### Goal
Print the lines from the one containing "Decompose this screenshot" up to and including the one containing "250, 440, 264]" verbatim, omitting the pictures.

### Material
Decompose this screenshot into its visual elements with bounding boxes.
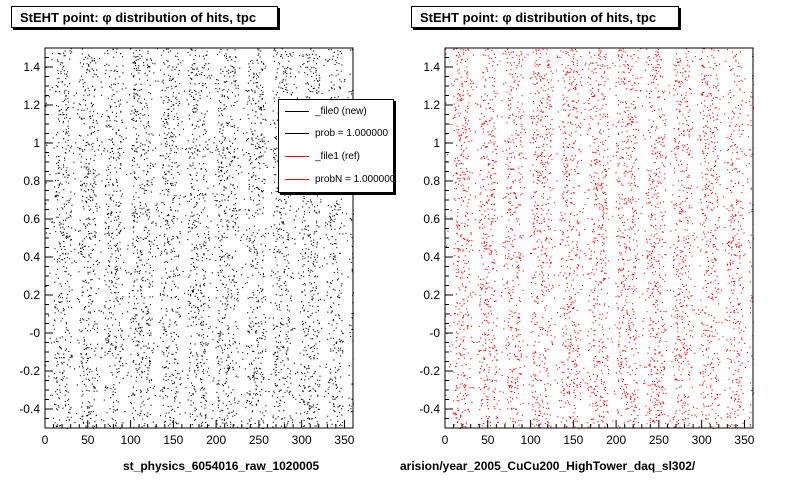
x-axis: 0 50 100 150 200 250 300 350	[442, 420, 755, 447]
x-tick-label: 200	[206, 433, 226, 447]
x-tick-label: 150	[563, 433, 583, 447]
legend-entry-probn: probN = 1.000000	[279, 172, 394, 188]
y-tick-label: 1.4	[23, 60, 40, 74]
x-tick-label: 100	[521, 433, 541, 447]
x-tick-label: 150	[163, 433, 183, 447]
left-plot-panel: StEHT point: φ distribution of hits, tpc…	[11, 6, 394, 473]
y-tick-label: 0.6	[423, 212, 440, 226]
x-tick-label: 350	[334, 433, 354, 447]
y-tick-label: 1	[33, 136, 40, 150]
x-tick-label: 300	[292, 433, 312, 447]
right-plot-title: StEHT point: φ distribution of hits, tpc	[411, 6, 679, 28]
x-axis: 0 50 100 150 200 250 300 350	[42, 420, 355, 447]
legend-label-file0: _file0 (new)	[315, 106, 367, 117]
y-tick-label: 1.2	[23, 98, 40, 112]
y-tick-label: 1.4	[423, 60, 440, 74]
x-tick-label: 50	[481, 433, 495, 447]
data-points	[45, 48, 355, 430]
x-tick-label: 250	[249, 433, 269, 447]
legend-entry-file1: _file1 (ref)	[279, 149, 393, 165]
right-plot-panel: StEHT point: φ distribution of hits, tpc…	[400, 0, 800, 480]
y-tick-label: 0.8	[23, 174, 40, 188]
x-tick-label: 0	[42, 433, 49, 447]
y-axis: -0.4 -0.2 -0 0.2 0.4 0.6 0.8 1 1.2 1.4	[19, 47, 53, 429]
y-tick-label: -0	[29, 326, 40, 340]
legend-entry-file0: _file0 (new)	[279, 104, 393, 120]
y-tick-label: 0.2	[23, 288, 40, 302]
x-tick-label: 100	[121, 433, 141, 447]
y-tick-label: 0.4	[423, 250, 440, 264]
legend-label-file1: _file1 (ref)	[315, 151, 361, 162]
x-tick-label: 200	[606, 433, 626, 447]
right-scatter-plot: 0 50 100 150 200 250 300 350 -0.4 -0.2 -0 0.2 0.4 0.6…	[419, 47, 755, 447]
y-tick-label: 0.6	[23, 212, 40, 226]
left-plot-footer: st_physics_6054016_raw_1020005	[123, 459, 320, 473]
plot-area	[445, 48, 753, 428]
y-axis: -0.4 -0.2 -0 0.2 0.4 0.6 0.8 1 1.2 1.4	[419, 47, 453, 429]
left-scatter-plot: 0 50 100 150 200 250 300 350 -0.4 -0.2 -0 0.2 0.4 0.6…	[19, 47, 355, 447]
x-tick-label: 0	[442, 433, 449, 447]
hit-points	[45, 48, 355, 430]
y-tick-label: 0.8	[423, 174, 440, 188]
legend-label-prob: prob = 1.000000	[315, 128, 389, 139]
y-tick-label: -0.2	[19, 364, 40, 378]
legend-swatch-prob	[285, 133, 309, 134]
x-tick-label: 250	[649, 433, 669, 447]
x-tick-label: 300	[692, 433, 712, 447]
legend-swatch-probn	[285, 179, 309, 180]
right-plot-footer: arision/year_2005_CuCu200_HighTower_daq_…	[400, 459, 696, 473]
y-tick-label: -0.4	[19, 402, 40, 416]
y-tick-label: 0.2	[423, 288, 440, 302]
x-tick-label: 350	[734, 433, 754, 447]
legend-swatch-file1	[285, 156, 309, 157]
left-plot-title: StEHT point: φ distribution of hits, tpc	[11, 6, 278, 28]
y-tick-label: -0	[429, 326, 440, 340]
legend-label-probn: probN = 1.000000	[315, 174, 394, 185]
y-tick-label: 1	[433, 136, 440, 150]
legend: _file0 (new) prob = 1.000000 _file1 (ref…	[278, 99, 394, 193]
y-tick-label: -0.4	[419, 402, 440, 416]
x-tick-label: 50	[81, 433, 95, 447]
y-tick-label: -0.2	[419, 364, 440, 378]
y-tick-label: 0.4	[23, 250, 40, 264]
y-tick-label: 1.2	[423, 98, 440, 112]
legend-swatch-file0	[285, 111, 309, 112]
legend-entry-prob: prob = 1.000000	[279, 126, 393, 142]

---

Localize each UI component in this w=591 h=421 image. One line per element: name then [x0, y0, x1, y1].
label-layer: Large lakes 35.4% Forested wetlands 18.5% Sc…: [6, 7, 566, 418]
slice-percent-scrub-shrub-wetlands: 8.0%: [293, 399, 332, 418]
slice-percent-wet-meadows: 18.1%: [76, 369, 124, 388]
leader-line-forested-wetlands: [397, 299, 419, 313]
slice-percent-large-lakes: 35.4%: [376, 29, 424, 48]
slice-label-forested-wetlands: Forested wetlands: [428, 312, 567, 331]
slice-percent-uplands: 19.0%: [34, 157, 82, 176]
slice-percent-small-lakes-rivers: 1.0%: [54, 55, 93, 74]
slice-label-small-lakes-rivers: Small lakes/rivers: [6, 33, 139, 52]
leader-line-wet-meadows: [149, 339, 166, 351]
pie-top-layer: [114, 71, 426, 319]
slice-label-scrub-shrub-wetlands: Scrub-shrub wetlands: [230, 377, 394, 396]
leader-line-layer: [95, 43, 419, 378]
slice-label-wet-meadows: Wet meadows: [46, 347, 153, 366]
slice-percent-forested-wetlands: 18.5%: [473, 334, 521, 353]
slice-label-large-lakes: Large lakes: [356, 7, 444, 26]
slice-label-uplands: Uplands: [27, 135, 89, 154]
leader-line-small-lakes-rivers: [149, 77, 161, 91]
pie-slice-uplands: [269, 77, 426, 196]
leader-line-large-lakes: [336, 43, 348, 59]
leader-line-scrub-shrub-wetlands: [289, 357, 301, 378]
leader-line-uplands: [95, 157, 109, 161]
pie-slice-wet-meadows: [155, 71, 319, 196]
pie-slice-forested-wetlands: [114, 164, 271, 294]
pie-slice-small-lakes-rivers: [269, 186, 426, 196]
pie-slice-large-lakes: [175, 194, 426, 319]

--

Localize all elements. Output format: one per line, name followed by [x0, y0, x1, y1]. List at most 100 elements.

### Result of the task
Decompose this screenshot into its visual elements with bounding boxes.
x-axis: 0 50 100 150 200 250 300 350	[442, 420, 755, 447]
x-tick-label: 200	[206, 433, 226, 447]
x-tick-label: 150	[563, 433, 583, 447]
legend-entry-probn: probN = 1.000000	[279, 172, 394, 188]
y-tick-label: 1.4	[23, 60, 40, 74]
x-tick-label: 100	[521, 433, 541, 447]
x-tick-label: 150	[163, 433, 183, 447]
left-plot-panel: StEHT point: φ distribution of hits, tpc…	[11, 6, 394, 473]
y-tick-label: 0.6	[423, 212, 440, 226]
x-tick-label: 350	[334, 433, 354, 447]
y-tick-label: 1	[33, 136, 40, 150]
x-tick-label: 300	[292, 433, 312, 447]
right-plot-title: StEHT point: φ distribution of hits, tpc	[411, 6, 679, 28]
x-axis: 0 50 100 150 200 250 300 350	[42, 420, 355, 447]
legend-label-file0: _file0 (new)	[315, 106, 367, 117]
y-tick-label: 1.2	[23, 98, 40, 112]
y-tick-label: 1.4	[423, 60, 440, 74]
x-tick-label: 50	[481, 433, 495, 447]
data-points	[45, 48, 355, 430]
x-tick-label: 250	[249, 433, 269, 447]
legend-entry-file1: _file1 (ref)	[279, 149, 393, 165]
right-plot-panel: StEHT point: φ distribution of hits, tpc…	[400, 0, 800, 480]
y-tick-label: 0.8	[23, 174, 40, 188]
x-tick-label: 0	[42, 433, 49, 447]
y-axis: -0.4 -0.2 -0 0.2 0.4 0.6 0.8 1 1.2 1.4	[19, 47, 53, 429]
y-tick-label: -0	[29, 326, 40, 340]
legend-entry-file0: _file0 (new)	[279, 104, 393, 120]
y-tick-label: 0.2	[23, 288, 40, 302]
x-tick-label: 100	[121, 433, 141, 447]
y-tick-label: 0.4	[423, 250, 440, 264]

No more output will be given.